• Records to process:
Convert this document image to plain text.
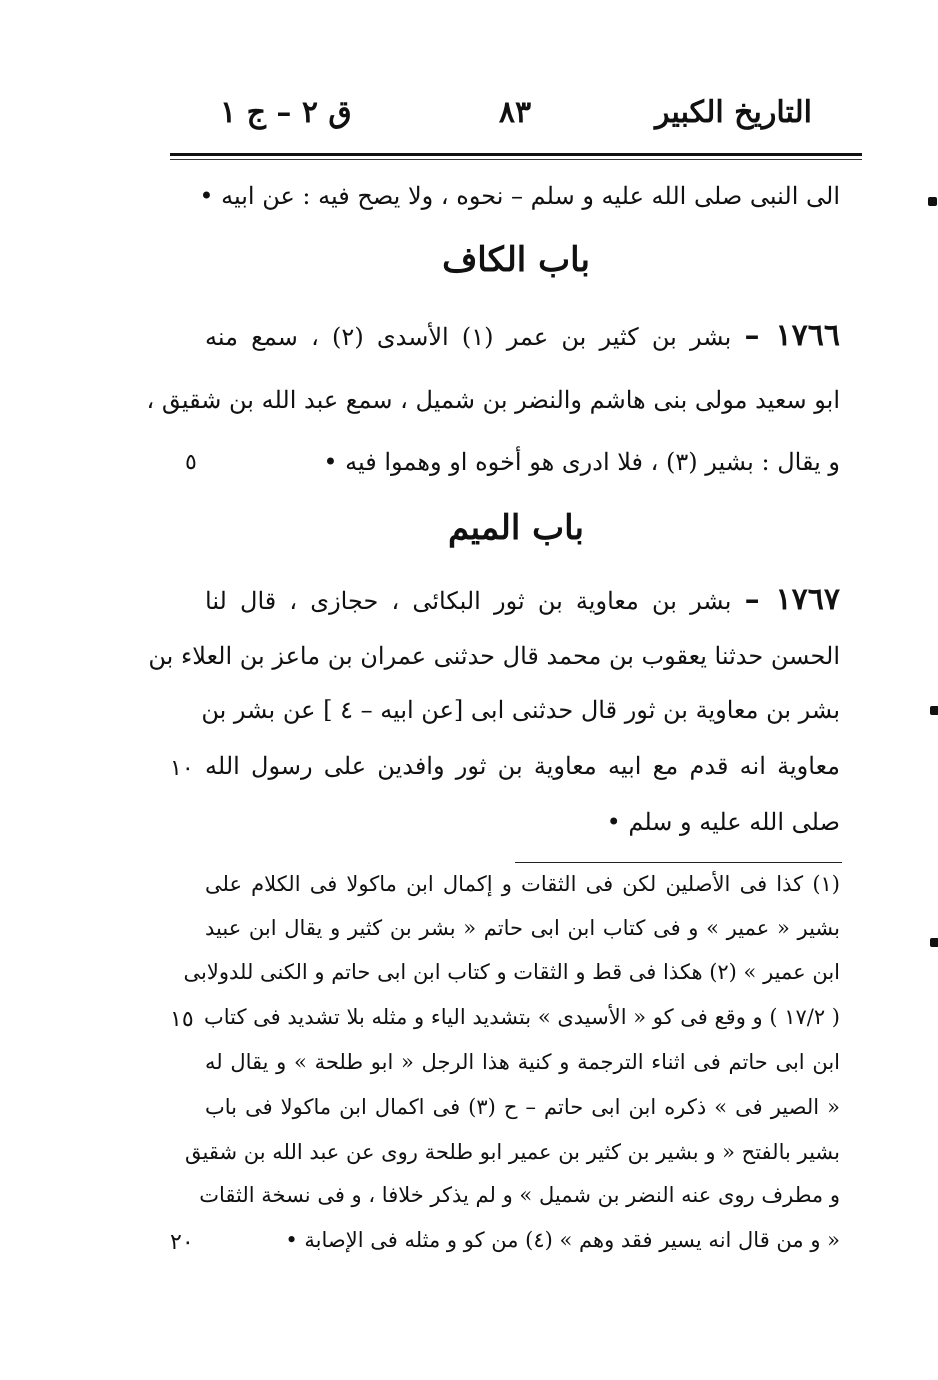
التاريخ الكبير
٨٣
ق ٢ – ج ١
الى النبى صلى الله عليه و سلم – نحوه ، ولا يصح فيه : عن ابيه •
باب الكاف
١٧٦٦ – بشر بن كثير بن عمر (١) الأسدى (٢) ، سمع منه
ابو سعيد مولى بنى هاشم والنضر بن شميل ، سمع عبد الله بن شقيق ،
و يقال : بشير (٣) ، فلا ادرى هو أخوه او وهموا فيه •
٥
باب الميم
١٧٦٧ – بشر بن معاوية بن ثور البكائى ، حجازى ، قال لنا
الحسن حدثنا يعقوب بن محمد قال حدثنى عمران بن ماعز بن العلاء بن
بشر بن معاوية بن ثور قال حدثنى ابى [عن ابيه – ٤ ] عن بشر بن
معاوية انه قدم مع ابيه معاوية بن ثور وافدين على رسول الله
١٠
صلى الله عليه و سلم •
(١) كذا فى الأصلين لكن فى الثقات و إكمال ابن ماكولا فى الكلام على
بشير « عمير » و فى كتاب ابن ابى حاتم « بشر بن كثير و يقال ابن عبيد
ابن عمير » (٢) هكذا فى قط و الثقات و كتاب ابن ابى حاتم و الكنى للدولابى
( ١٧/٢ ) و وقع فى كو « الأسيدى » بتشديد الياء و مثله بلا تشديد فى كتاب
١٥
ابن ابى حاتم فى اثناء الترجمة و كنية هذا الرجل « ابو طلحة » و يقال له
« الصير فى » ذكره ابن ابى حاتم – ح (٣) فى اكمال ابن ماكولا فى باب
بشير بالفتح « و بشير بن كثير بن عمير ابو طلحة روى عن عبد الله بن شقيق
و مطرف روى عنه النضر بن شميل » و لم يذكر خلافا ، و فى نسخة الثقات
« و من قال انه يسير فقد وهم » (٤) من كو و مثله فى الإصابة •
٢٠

• What to work on:
Pictures are to be left out; repeat all the remaining data exactly.

• Expected answer:
Convert this document image to plain text.
التاريخ الكبير
٨٣
ق ٢ – ج ١
الى النبى صلى الله عليه و سلم – نحوه ، ولا يصح فيه : عن ابيه •
باب الكاف
١٧٦٦ – بشر بن كثير بن عمر (١) الأسدى (٢) ، سمع منه
ابو سعيد مولى بنى هاشم والنضر بن شميل ، سمع عبد الله بن شقيق ،
و يقال : بشير (٣) ، فلا ادرى هو أخوه او وهموا فيه •
٥
باب الميم
١٧٦٧ – بشر بن معاوية بن ثور البكائى ، حجازى ، قال لنا
الحسن حدثنا يعقوب بن محمد قال حدثنى عمران بن ماعز بن العلاء بن
بشر بن معاوية بن ثور قال حدثنى ابى [عن ابيه – ٤ ] عن بشر بن
معاوية انه قدم مع ابيه معاوية بن ثور وافدين على رسول الله
١٠
صلى الله عليه و سلم •
(١) كذا فى الأصلين لكن فى الثقات و إكمال ابن ماكولا فى الكلام على
بشير « عمير » و فى كتاب ابن ابى حاتم « بشر بن كثير و يقال ابن عبيد
ابن عمير » (٢) هكذا فى قط و الثقات و كتاب ابن ابى حاتم و الكنى للدولابى
( ١٧/٢ ) و وقع فى كو « الأسيدى » بتشديد الياء و مثله بلا تشديد فى كتاب
١٥
ابن ابى حاتم فى اثناء الترجمة و كنية هذا الرجل « ابو طلحة » و يقال له
« الصير فى » ذكره ابن ابى حاتم – ح (٣) فى اكمال ابن ماكولا فى باب
بشير بالفتح « و بشير بن كثير بن عمير ابو طلحة روى عن عبد الله بن شقيق
و مطرف روى عنه النضر بن شميل » و لم يذكر خلافا ، و فى نسخة الثقات
« و من قال انه يسير فقد وهم » (٤) من كو و مثله فى الإصابة •
٢٠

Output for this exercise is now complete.